*Do this:*
Report how many lines contain "text". Give the number and nothing else.

[Begin Supplied material]

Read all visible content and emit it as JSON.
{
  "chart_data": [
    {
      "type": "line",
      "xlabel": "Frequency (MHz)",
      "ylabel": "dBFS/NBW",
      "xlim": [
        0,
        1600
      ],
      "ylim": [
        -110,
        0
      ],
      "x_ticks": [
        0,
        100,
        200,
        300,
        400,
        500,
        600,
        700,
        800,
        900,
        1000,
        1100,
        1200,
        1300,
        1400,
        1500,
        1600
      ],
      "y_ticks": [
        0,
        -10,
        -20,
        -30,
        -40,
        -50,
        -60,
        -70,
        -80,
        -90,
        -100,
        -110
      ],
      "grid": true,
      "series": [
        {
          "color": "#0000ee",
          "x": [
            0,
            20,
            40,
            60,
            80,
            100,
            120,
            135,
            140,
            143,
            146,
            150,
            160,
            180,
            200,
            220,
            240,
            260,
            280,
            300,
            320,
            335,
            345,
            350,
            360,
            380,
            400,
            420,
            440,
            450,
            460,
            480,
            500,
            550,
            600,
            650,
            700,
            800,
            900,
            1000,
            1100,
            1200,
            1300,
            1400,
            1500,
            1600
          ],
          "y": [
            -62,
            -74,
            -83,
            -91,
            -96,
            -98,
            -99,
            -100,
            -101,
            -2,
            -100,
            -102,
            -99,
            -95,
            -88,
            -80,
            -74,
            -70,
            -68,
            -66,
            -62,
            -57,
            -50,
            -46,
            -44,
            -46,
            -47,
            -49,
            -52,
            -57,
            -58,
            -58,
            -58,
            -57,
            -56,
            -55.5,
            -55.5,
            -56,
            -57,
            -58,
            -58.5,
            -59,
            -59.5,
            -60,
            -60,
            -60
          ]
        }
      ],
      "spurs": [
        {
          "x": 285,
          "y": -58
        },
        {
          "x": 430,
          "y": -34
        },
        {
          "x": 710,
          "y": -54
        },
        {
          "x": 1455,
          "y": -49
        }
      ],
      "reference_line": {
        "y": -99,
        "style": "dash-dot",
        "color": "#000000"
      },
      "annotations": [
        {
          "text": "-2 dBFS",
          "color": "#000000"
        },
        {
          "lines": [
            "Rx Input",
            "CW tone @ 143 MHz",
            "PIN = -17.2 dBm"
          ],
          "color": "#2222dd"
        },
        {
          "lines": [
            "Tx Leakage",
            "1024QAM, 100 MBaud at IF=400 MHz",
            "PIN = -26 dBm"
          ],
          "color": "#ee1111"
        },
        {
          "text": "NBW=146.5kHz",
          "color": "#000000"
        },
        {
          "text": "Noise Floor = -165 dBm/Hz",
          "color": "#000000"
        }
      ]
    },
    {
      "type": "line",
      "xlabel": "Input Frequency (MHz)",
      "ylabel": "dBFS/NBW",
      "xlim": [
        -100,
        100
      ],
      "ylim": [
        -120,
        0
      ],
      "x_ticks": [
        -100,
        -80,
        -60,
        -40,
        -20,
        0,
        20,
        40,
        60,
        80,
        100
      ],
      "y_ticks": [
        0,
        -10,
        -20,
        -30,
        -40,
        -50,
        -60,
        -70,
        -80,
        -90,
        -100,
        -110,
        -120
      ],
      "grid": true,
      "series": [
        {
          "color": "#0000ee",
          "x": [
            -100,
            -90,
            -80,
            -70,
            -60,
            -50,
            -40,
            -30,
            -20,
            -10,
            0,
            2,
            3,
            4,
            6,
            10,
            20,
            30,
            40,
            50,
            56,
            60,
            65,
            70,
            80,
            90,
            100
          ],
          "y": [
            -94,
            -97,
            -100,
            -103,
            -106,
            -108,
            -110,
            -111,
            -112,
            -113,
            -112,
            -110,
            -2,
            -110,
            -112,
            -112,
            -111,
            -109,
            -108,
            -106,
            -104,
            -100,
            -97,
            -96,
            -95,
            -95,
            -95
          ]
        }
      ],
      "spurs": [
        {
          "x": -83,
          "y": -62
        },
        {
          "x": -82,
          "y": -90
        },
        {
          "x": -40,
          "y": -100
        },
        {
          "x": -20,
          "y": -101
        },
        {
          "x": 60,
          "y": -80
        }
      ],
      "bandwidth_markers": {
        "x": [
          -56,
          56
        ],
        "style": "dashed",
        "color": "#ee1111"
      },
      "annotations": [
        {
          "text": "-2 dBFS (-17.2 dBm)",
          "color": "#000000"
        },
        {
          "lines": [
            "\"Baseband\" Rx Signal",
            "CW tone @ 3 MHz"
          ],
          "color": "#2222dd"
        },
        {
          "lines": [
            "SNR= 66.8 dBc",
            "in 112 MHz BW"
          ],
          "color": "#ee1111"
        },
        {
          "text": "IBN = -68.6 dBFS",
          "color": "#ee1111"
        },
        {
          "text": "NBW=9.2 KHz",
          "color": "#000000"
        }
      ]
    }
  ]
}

[End Supplied material]

*The response:*
6